### THE PROBLEM
Your copy of the material must match it exactly, except that pictures are dropped.

### Data excerpts
□ □ □
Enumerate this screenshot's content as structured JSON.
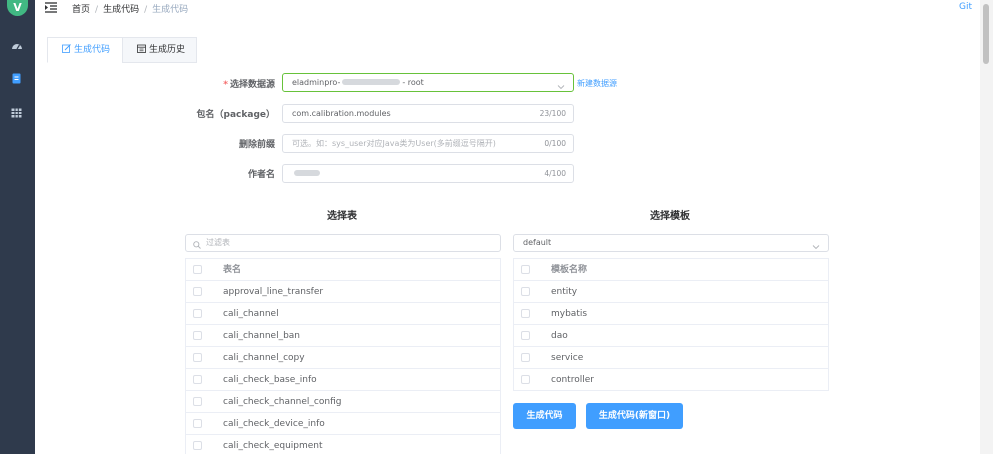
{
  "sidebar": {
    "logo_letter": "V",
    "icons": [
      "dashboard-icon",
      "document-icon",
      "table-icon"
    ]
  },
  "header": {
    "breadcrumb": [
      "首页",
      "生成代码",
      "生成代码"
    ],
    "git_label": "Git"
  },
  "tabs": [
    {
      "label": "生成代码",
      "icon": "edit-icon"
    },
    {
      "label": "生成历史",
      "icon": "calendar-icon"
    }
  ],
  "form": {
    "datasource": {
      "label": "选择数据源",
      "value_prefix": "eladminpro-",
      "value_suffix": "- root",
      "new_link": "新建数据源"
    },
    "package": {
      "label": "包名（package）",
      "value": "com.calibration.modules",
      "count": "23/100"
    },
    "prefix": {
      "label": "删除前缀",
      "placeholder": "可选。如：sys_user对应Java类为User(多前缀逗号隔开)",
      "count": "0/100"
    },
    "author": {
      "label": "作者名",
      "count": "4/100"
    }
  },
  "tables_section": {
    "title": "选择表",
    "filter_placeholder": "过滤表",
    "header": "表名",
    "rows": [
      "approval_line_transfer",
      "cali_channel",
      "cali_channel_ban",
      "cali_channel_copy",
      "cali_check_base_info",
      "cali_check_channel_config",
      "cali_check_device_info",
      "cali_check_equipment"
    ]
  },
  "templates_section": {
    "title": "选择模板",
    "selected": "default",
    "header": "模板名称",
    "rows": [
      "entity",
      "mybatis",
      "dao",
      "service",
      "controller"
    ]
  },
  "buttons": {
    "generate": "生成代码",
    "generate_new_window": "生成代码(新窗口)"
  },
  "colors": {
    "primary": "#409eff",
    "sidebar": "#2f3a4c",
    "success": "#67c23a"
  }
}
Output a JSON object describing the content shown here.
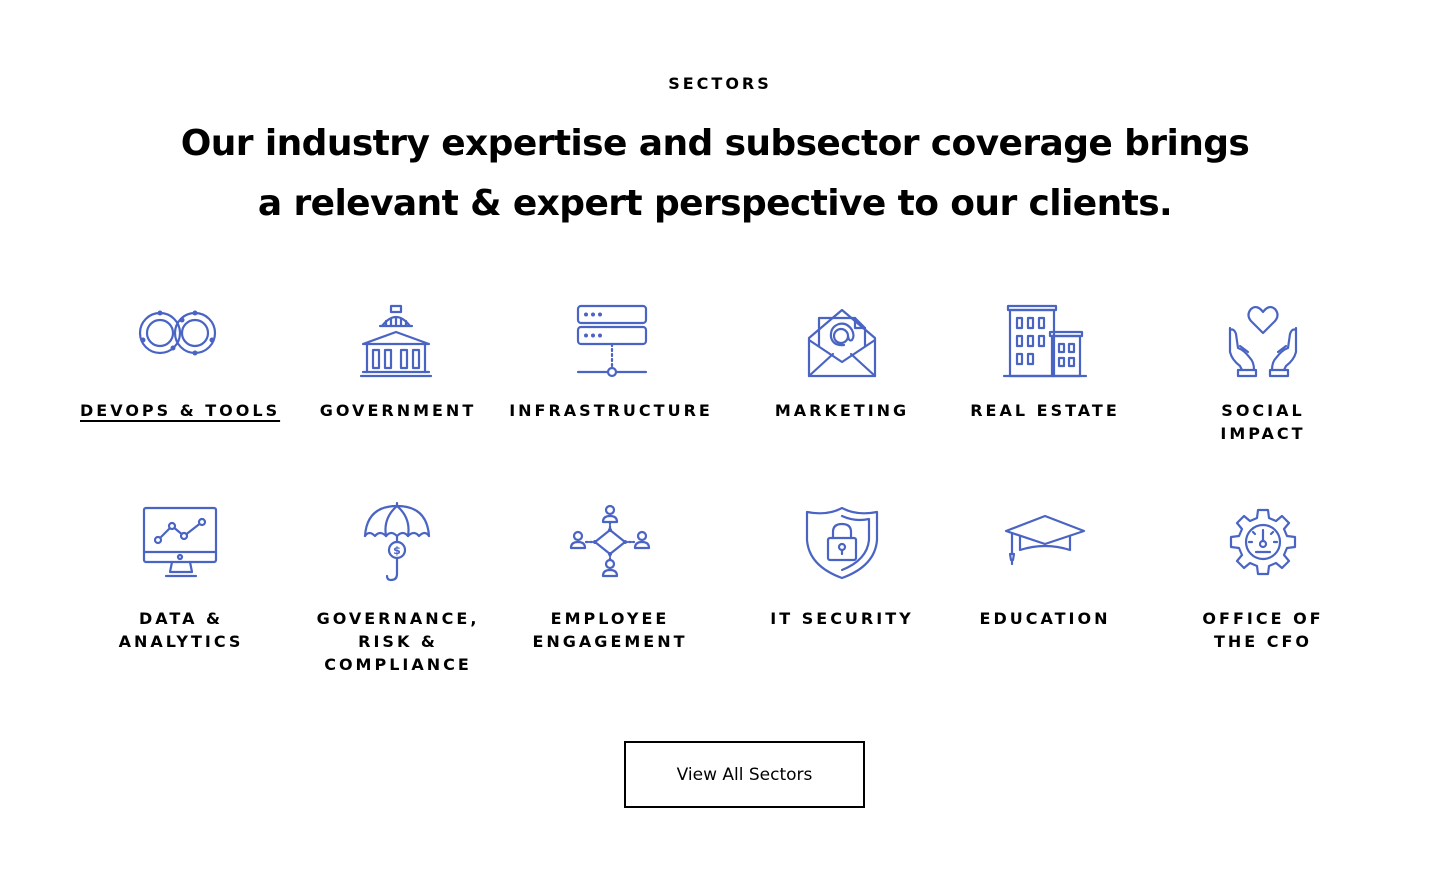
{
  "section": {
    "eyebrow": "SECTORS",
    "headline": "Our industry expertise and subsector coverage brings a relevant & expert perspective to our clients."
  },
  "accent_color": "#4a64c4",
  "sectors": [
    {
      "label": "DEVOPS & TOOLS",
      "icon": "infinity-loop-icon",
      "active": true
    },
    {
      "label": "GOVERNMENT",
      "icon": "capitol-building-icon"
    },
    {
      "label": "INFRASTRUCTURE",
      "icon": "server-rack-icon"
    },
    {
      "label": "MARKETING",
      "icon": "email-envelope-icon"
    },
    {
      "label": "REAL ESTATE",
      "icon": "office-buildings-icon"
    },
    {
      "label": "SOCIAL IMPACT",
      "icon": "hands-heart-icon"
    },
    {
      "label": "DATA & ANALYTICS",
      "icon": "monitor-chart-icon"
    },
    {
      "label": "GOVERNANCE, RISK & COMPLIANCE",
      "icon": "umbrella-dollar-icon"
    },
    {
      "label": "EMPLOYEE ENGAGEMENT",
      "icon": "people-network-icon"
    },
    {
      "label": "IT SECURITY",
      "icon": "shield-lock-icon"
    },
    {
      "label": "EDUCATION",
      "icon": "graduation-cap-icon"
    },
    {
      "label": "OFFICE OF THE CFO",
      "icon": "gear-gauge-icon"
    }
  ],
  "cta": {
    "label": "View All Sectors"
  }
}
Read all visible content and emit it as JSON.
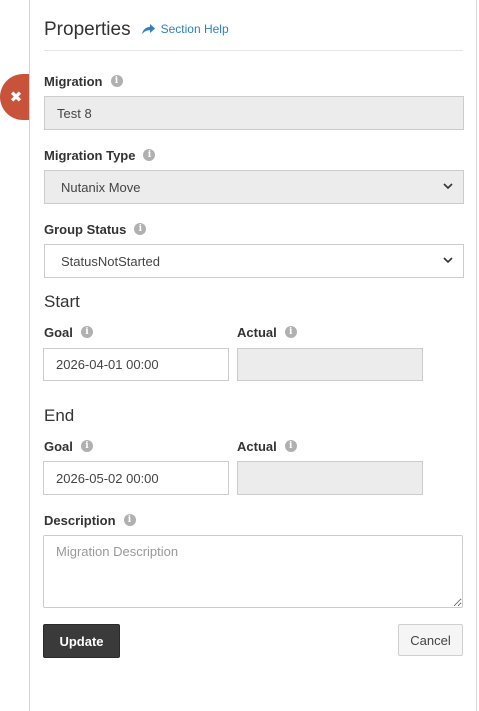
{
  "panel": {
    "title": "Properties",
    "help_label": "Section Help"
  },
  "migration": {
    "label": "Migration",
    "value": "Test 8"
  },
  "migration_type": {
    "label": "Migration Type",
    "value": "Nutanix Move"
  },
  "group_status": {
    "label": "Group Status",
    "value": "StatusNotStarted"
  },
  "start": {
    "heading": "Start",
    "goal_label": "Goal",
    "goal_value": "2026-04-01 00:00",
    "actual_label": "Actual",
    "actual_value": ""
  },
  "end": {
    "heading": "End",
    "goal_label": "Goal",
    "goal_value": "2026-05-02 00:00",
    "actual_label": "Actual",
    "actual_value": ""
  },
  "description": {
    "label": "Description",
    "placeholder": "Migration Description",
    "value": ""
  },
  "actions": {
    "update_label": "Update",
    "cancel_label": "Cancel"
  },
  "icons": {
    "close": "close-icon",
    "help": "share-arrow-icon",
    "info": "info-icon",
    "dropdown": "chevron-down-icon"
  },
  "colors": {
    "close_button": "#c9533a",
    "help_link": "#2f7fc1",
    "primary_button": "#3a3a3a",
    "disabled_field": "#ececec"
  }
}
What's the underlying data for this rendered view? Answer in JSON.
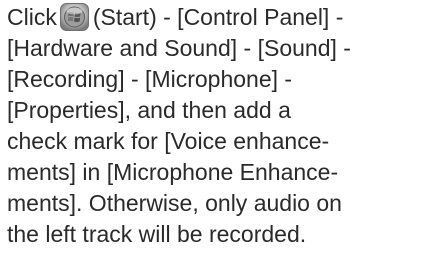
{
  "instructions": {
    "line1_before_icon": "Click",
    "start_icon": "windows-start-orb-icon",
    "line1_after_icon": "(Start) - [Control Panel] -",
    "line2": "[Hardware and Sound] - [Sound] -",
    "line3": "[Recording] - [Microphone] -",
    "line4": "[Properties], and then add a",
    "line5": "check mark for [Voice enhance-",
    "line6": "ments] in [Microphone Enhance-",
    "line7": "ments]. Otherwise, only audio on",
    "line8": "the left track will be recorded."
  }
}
□ □ □
### REPLY TO THE TASK
Enumerate this screenshot's content as structured JSON.
{
  "sidebar": {
    "logo_letter": "V",
    "icons": [
      "dashboard-icon",
      "document-icon",
      "table-icon"
    ]
  },
  "header": {
    "breadcrumb": [
      "首页",
      "生成代码",
      "生成代码"
    ],
    "git_label": "Git"
  },
  "tabs": [
    {
      "label": "生成代码",
      "icon": "edit-icon"
    },
    {
      "label": "生成历史",
      "icon": "calendar-icon"
    }
  ],
  "form": {
    "datasource": {
      "label": "选择数据源",
      "value_prefix": "eladminpro-",
      "value_suffix": "- root",
      "new_link": "新建数据源"
    },
    "package": {
      "label": "包名（package）",
      "value": "com.calibration.modules",
      "count": "23/100"
    },
    "prefix": {
      "label": "删除前缀",
      "placeholder": "可选。如：sys_user对应Java类为User(多前缀逗号隔开)",
      "count": "0/100"
    },
    "author": {
      "label": "作者名",
      "count": "4/100"
    }
  },
  "tables_section": {
    "title": "选择表",
    "filter_placeholder": "过滤表",
    "header": "表名",
    "rows": [
      "approval_line_transfer",
      "cali_channel",
      "cali_channel_ban",
      "cali_channel_copy",
      "cali_check_base_info",
      "cali_check_channel_config",
      "cali_check_device_info",
      "cali_check_equipment"
    ]
  },
  "templates_section": {
    "title": "选择模板",
    "selected": "default",
    "header": "模板名称",
    "rows": [
      "entity",
      "mybatis",
      "dao",
      "service",
      "controller"
    ]
  },
  "buttons": {
    "generate": "生成代码",
    "generate_new_window": "生成代码(新窗口)"
  },
  "colors": {
    "primary": "#409eff",
    "sidebar": "#2f3a4c",
    "success": "#67c23a"
  }
}
Output a JSON object describing the content shown here.
{
  "section": {
    "eyebrow": "SECTORS",
    "headline": "Our industry expertise and subsector coverage brings a relevant & expert perspective to our clients."
  },
  "accent_color": "#4a64c4",
  "sectors": [
    {
      "label": "DEVOPS & TOOLS",
      "icon": "infinity-loop-icon",
      "active": true
    },
    {
      "label": "GOVERNMENT",
      "icon": "capitol-building-icon"
    },
    {
      "label": "INFRASTRUCTURE",
      "icon": "server-rack-icon"
    },
    {
      "label": "MARKETING",
      "icon": "email-envelope-icon"
    },
    {
      "label": "REAL ESTATE",
      "icon": "office-buildings-icon"
    },
    {
      "label": "SOCIAL IMPACT",
      "icon": "hands-heart-icon"
    },
    {
      "label": "DATA & ANALYTICS",
      "icon": "monitor-chart-icon"
    },
    {
      "label": "GOVERNANCE, RISK & COMPLIANCE",
      "icon": "umbrella-dollar-icon"
    },
    {
      "label": "EMPLOYEE ENGAGEMENT",
      "icon": "people-network-icon"
    },
    {
      "label": "IT SECURITY",
      "icon": "shield-lock-icon"
    },
    {
      "label": "EDUCATION",
      "icon": "graduation-cap-icon"
    },
    {
      "label": "OFFICE OF THE CFO",
      "icon": "gear-gauge-icon"
    }
  ],
  "cta": {
    "label": "View All Sectors"
  }
}
Read all visible content and emit it as JSON.
{
  "panel": {
    "title": "Properties",
    "help_label": "Section Help"
  },
  "migration": {
    "label": "Migration",
    "value": "Test 8"
  },
  "migration_type": {
    "label": "Migration Type",
    "value": "Nutanix Move"
  },
  "group_status": {
    "label": "Group Status",
    "value": "StatusNotStarted"
  },
  "start": {
    "heading": "Start",
    "goal_label": "Goal",
    "goal_value": "2026-04-01 00:00",
    "actual_label": "Actual",
    "actual_value": ""
  },
  "end": {
    "heading": "End",
    "goal_label": "Goal",
    "goal_value": "2026-05-02 00:00",
    "actual_label": "Actual",
    "actual_value": ""
  },
  "description": {
    "label": "Description",
    "placeholder": "Migration Description",
    "value": ""
  },
  "actions": {
    "update_label": "Update",
    "cancel_label": "Cancel"
  },
  "icons": {
    "close": "close-icon",
    "help": "share-arrow-icon",
    "info": "info-icon",
    "dropdown": "chevron-down-icon"
  },
  "colors": {
    "close_button": "#c9533a",
    "help_link": "#2f7fc1",
    "primary_button": "#3a3a3a",
    "disabled_field": "#ececec"
  }
}
What's the underlying data for this rendered view? Answer in JSON.
{
  "instructions": {
    "line1_before_icon": "Click",
    "start_icon": "windows-start-orb-icon",
    "line1_after_icon": "(Start) - [Control Panel] -",
    "line2": "[Hardware and Sound] - [Sound] -",
    "line3": "[Recording] - [Microphone] -",
    "line4": "[Properties], and then add a",
    "line5": "check mark for [Voice enhance-",
    "line6": "ments] in [Microphone Enhance-",
    "line7": "ments]. Otherwise, only audio on",
    "line8": "the left track will be recorded."
  }
}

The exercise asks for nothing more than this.